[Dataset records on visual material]
______

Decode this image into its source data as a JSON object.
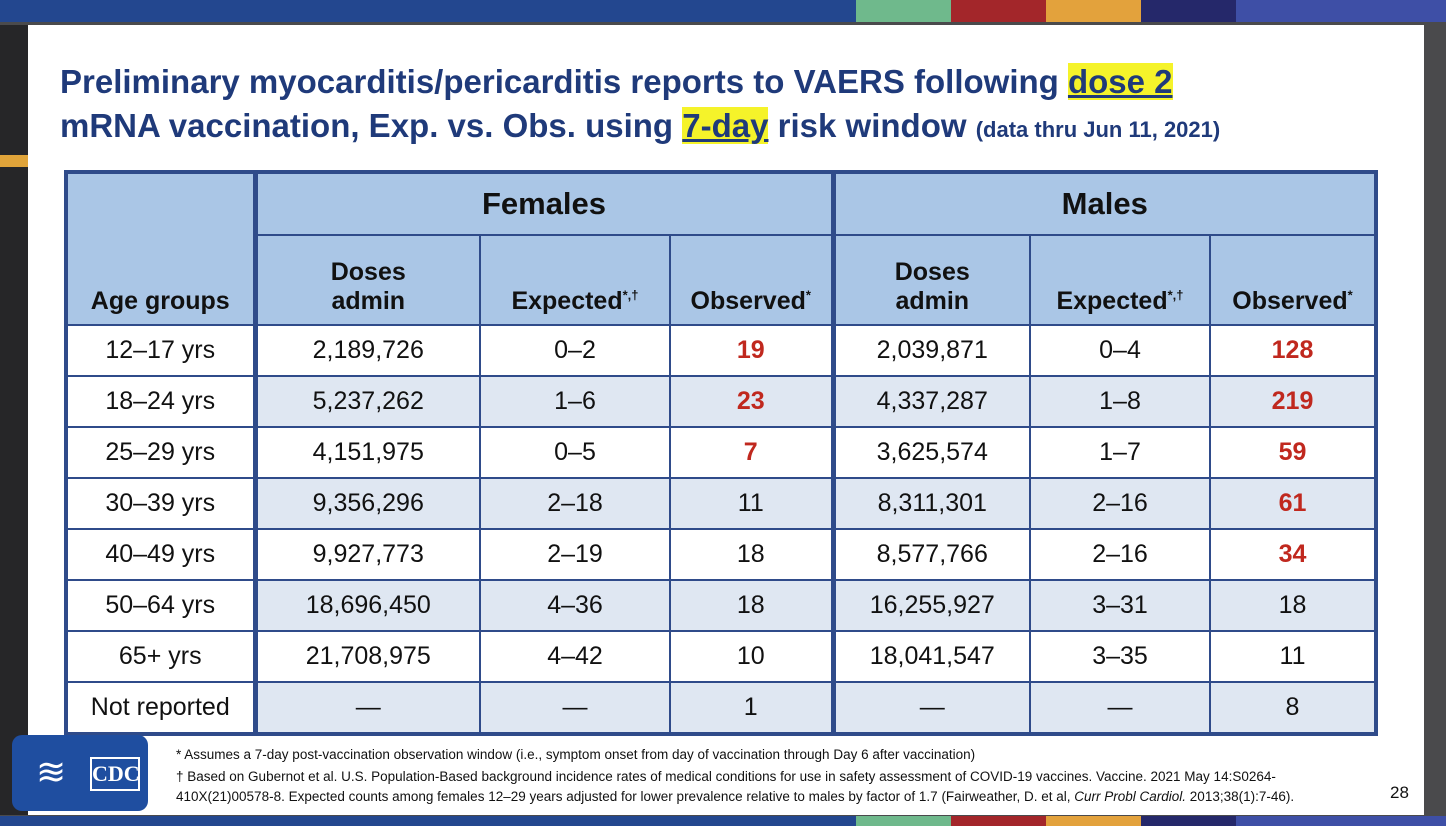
{
  "colors": {
    "bar_main": "#23478f",
    "bar_green": "#6fb98c",
    "bar_red": "#a3262a",
    "bar_orange": "#e3a23c",
    "bar_navy": "#25286a",
    "bar_blue": "#3e4fa6",
    "highlight": "#f5f32a",
    "title": "#1f3a7a",
    "red_value": "#c0281e"
  },
  "title": {
    "part1": "Preliminary myocarditis/pericarditis reports to VAERS following ",
    "hl1": "dose 2",
    "part2": "mRNA vaccination, Exp. vs. Obs. using ",
    "hl2": "7-day",
    "part3": " risk window ",
    "note": "(data thru Jun 11, 2021)"
  },
  "table": {
    "age_header": "Age groups",
    "females": "Females",
    "males": "Males",
    "doses": "Doses admin",
    "expected": "Expected",
    "expected_mark": "*,†",
    "observed": "Observed",
    "observed_mark": "*",
    "rows": [
      {
        "age": "12–17 yrs",
        "f_doses": "2,189,726",
        "f_exp": "0–2",
        "f_obs": "19",
        "f_red": true,
        "m_doses": "2,039,871",
        "m_exp": "0–4",
        "m_obs": "128",
        "m_red": true
      },
      {
        "age": "18–24 yrs",
        "f_doses": "5,237,262",
        "f_exp": "1–6",
        "f_obs": "23",
        "f_red": true,
        "m_doses": "4,337,287",
        "m_exp": "1–8",
        "m_obs": "219",
        "m_red": true
      },
      {
        "age": "25–29 yrs",
        "f_doses": "4,151,975",
        "f_exp": "0–5",
        "f_obs": "7",
        "f_red": true,
        "m_doses": "3,625,574",
        "m_exp": "1–7",
        "m_obs": "59",
        "m_red": true
      },
      {
        "age": "30–39 yrs",
        "f_doses": "9,356,296",
        "f_exp": "2–18",
        "f_obs": "11",
        "f_red": false,
        "m_doses": "8,311,301",
        "m_exp": "2–16",
        "m_obs": "61",
        "m_red": true
      },
      {
        "age": "40–49 yrs",
        "f_doses": "9,927,773",
        "f_exp": "2–19",
        "f_obs": "18",
        "f_red": false,
        "m_doses": "8,577,766",
        "m_exp": "2–16",
        "m_obs": "34",
        "m_red": true
      },
      {
        "age": "50–64 yrs",
        "f_doses": "18,696,450",
        "f_exp": "4–36",
        "f_obs": "18",
        "f_red": false,
        "m_doses": "16,255,927",
        "m_exp": "3–31",
        "m_obs": "18",
        "m_red": false
      },
      {
        "age": "65+ yrs",
        "f_doses": "21,708,975",
        "f_exp": "4–42",
        "f_obs": "10",
        "f_red": false,
        "m_doses": "18,041,547",
        "m_exp": "3–35",
        "m_obs": "11",
        "m_red": false
      },
      {
        "age": "Not reported",
        "f_doses": "—",
        "f_exp": "—",
        "f_obs": "1",
        "f_red": false,
        "m_doses": "—",
        "m_exp": "—",
        "m_obs": "8",
        "m_red": false
      }
    ]
  },
  "logo": {
    "text": "CDC"
  },
  "footnotes": {
    "fn1": "* Assumes a 7-day post-vaccination observation window (i.e., symptom onset from day of vaccination through Day 6 after vaccination)",
    "fn2a": "† Based on Gubernot et al. U.S. Population-Based background incidence rates of medical conditions for use in safety assessment of COVID-19 vaccines. Vaccine. 2021 May 14:S0264-",
    "fn2b": "410X(21)00578-8. Expected counts among females 12–29 years adjusted for lower prevalence relative to males by factor of 1.7 (Fairweather, D. et al, ",
    "fn2c": "Curr Probl Cardiol.",
    "fn2d": " 2013;38(1):7-46)."
  },
  "page_number": "28"
}
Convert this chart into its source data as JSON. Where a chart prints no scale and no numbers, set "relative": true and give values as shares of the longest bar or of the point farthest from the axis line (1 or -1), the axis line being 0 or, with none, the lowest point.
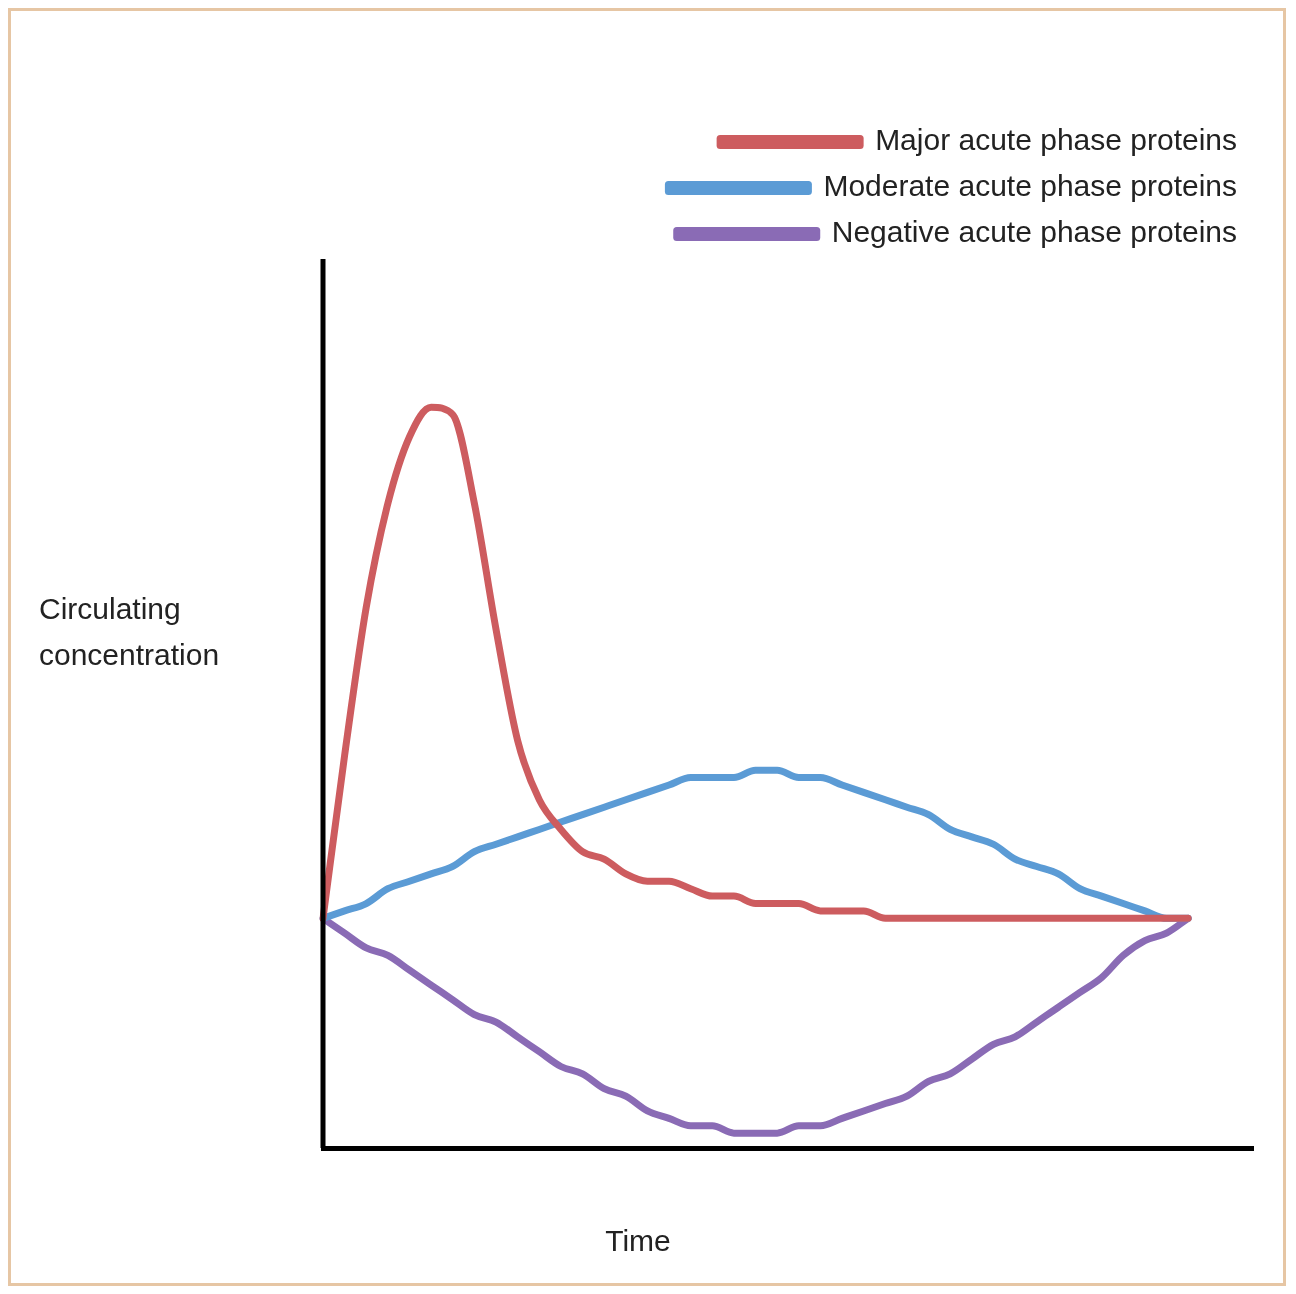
{
  "chart_data": {
    "type": "line",
    "xlabel": "Time",
    "ylabel": "Circulating concentration",
    "relative": true,
    "legend": "top right",
    "marker": "none",
    "line_style": "solid",
    "categories": [
      null,
      null,
      null,
      null,
      null,
      null,
      null,
      null,
      null,
      null,
      null,
      null,
      null,
      null,
      null,
      null,
      null,
      null,
      null,
      null,
      null,
      null,
      null,
      null,
      null,
      null,
      null,
      null,
      null,
      null,
      null,
      null,
      null,
      null,
      null,
      null,
      null,
      null,
      null,
      null,
      null,
      null,
      null,
      null
    ],
    "series": [
      {
        "name": "Major acute phase proteins",
        "color": "#cd5c5f",
        "values": [
          0.31,
          0.53,
          0.73,
          0.87,
          0.96,
          1,
          0.99,
          0.87,
          0.7,
          0.55,
          0.47,
          0.43,
          0.4,
          0.39,
          0.37,
          0.36,
          0.36,
          0.35,
          0.34,
          0.34,
          0.33,
          0.33,
          0.33,
          0.32,
          0.32,
          0.32,
          0.31,
          0.31,
          0.31,
          0.31,
          0.31,
          0.31,
          0.31,
          0.31,
          0.31,
          0.31,
          0.31,
          0.31,
          0.31,
          0.31,
          0.31,
          null,
          null,
          null
        ]
      },
      {
        "name": "Moderate acute phase proteins",
        "color": "#5b9bd5",
        "values": [
          0.31,
          0.32,
          0.33,
          0.35,
          0.36,
          0.37,
          0.38,
          0.4,
          0.41,
          0.42,
          0.43,
          0.44,
          0.45,
          0.46,
          0.47,
          0.48,
          0.49,
          0.5,
          0.5,
          0.5,
          0.51,
          0.51,
          0.5,
          0.5,
          0.49,
          0.48,
          0.47,
          0.46,
          0.45,
          0.43,
          0.42,
          0.41,
          0.39,
          0.38,
          0.37,
          0.35,
          0.34,
          0.33,
          0.32,
          0.31,
          0.31,
          null,
          null,
          null
        ]
      },
      {
        "name": "Negative acute phase proteins",
        "color": "#8a6bb5",
        "values": [
          0.31,
          0.29,
          0.27,
          0.26,
          0.24,
          0.22,
          0.2,
          0.18,
          0.17,
          0.15,
          0.13,
          0.11,
          0.1,
          0.08,
          0.07,
          0.05,
          0.04,
          0.03,
          0.03,
          0.02,
          0.02,
          0.02,
          0.03,
          0.03,
          0.04,
          0.05,
          0.06,
          0.07,
          0.09,
          0.1,
          0.12,
          0.14,
          0.15,
          0.17,
          0.19,
          0.21,
          0.23,
          0.26,
          0.28,
          0.29,
          0.31,
          null,
          null,
          null
        ]
      }
    ]
  }
}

______

## INSTRUCTIONS FOR THE TASK
Could you copy every record exactly, without the pictures?

## RESULT OF THE TASK
Decode this image into its source data as a JSON object.
{
  "colors": {
    "bar_main": "#23478f",
    "bar_green": "#6fb98c",
    "bar_red": "#a3262a",
    "bar_orange": "#e3a23c",
    "bar_navy": "#25286a",
    "bar_blue": "#3e4fa6",
    "highlight": "#f5f32a",
    "title": "#1f3a7a",
    "red_value": "#c0281e"
  },
  "title": {
    "part1": "Preliminary myocarditis/pericarditis reports to VAERS following ",
    "hl1": "dose 2",
    "part2": "mRNA vaccination, Exp. vs. Obs. using ",
    "hl2": "7-day",
    "part3": " risk window ",
    "note": "(data thru Jun 11, 2021)"
  },
  "table": {
    "age_header": "Age groups",
    "females": "Females",
    "males": "Males",
    "doses": "Doses admin",
    "expected": "Expected",
    "expected_mark": "*,†",
    "observed": "Observed",
    "observed_mark": "*",
    "rows": [
      {
        "age": "12–17 yrs",
        "f_doses": "2,189,726",
        "f_exp": "0–2",
        "f_obs": "19",
        "f_red": true,
        "m_doses": "2,039,871",
        "m_exp": "0–4",
        "m_obs": "128",
        "m_red": true
      },
      {
        "age": "18–24 yrs",
        "f_doses": "5,237,262",
        "f_exp": "1–6",
        "f_obs": "23",
        "f_red": true,
        "m_doses": "4,337,287",
        "m_exp": "1–8",
        "m_obs": "219",
        "m_red": true
      },
      {
        "age": "25–29 yrs",
        "f_doses": "4,151,975",
        "f_exp": "0–5",
        "f_obs": "7",
        "f_red": true,
        "m_doses": "3,625,574",
        "m_exp": "1–7",
        "m_obs": "59",
        "m_red": true
      },
      {
        "age": "30–39 yrs",
        "f_doses": "9,356,296",
        "f_exp": "2–18",
        "f_obs": "11",
        "f_red": false,
        "m_doses": "8,311,301",
        "m_exp": "2–16",
        "m_obs": "61",
        "m_red": true
      },
      {
        "age": "40–49 yrs",
        "f_doses": "9,927,773",
        "f_exp": "2–19",
        "f_obs": "18",
        "f_red": false,
        "m_doses": "8,577,766",
        "m_exp": "2–16",
        "m_obs": "34",
        "m_red": true
      },
      {
        "age": "50–64 yrs",
        "f_doses": "18,696,450",
        "f_exp": "4–36",
        "f_obs": "18",
        "f_red": false,
        "m_doses": "16,255,927",
        "m_exp": "3–31",
        "m_obs": "18",
        "m_red": false
      },
      {
        "age": "65+ yrs",
        "f_doses": "21,708,975",
        "f_exp": "4–42",
        "f_obs": "10",
        "f_red": false,
        "m_doses": "18,041,547",
        "m_exp": "3–35",
        "m_obs": "11",
        "m_red": false
      },
      {
        "age": "Not reported",
        "f_doses": "—",
        "f_exp": "—",
        "f_obs": "1",
        "f_red": false,
        "m_doses": "—",
        "m_exp": "—",
        "m_obs": "8",
        "m_red": false
      }
    ]
  },
  "logo": {
    "text": "CDC"
  },
  "footnotes": {
    "fn1": "* Assumes a 7-day post-vaccination observation window (i.e., symptom onset from day of vaccination through Day 6 after vaccination)",
    "fn2a": "† Based on Gubernot et al. U.S. Population-Based background incidence rates of medical conditions for use in safety assessment of COVID-19 vaccines. Vaccine. 2021 May 14:S0264-",
    "fn2b": "410X(21)00578-8. Expected counts among females 12–29 years adjusted for lower prevalence relative to males by factor of 1.7 (Fairweather, D. et al, ",
    "fn2c": "Curr Probl Cardiol.",
    "fn2d": " 2013;38(1):7-46)."
  },
  "page_number": "28"
}
Convert this chart into its source data as JSON. Where a chart prints no scale and no numbers, set "relative": true and give values as shares of the longest bar or of the point farthest from the axis line (1 or -1), the axis line being 0 or, with none, the lowest point.
{
  "chart_data": {
    "type": "line",
    "xlabel": "Time",
    "ylabel": "Circulating concentration",
    "relative": true,
    "legend": "top right",
    "marker": "none",
    "line_style": "solid",
    "categories": [
      null,
      null,
      null,
      null,
      null,
      null,
      null,
      null,
      null,
      null,
      null,
      null,
      null,
      null,
      null,
      null,
      null,
      null,
      null,
      null,
      null,
      null,
      null,
      null,
      null,
      null,
      null,
      null,
      null,
      null,
      null,
      null,
      null,
      null,
      null,
      null,
      null,
      null,
      null,
      null,
      null,
      null,
      null,
      null
    ],
    "series": [
      {
        "name": "Major acute phase proteins",
        "color": "#cd5c5f",
        "values": [
          0.31,
          0.53,
          0.73,
          0.87,
          0.96,
          1,
          0.99,
          0.87,
          0.7,
          0.55,
          0.47,
          0.43,
          0.4,
          0.39,
          0.37,
          0.36,
          0.36,
          0.35,
          0.34,
          0.34,
          0.33,
          0.33,
          0.33,
          0.32,
          0.32,
          0.32,
          0.31,
          0.31,
          0.31,
          0.31,
          0.31,
          0.31,
          0.31,
          0.31,
          0.31,
          0.31,
          0.31,
          0.31,
          0.31,
          0.31,
          0.31,
          null,
          null,
          null
        ]
      },
      {
        "name": "Moderate acute phase proteins",
        "color": "#5b9bd5",
        "values": [
          0.31,
          0.32,
          0.33,
          0.35,
          0.36,
          0.37,
          0.38,
          0.4,
          0.41,
          0.42,
          0.43,
          0.44,
          0.45,
          0.46,
          0.47,
          0.48,
          0.49,
          0.5,
          0.5,
          0.5,
          0.51,
          0.51,
          0.5,
          0.5,
          0.49,
          0.48,
          0.47,
          0.46,
          0.45,
          0.43,
          0.42,
          0.41,
          0.39,
          0.38,
          0.37,
          0.35,
          0.34,
          0.33,
          0.32,
          0.31,
          0.31,
          null,
          null,
          null
        ]
      },
      {
        "name": "Negative acute phase proteins",
        "color": "#8a6bb5",
        "values": [
          0.31,
          0.29,
          0.27,
          0.26,
          0.24,
          0.22,
          0.2,
          0.18,
          0.17,
          0.15,
          0.13,
          0.11,
          0.1,
          0.08,
          0.07,
          0.05,
          0.04,
          0.03,
          0.03,
          0.02,
          0.02,
          0.02,
          0.03,
          0.03,
          0.04,
          0.05,
          0.06,
          0.07,
          0.09,
          0.1,
          0.12,
          0.14,
          0.15,
          0.17,
          0.19,
          0.21,
          0.23,
          0.26,
          0.28,
          0.29,
          0.31,
          null,
          null,
          null
        ]
      }
    ]
  }
}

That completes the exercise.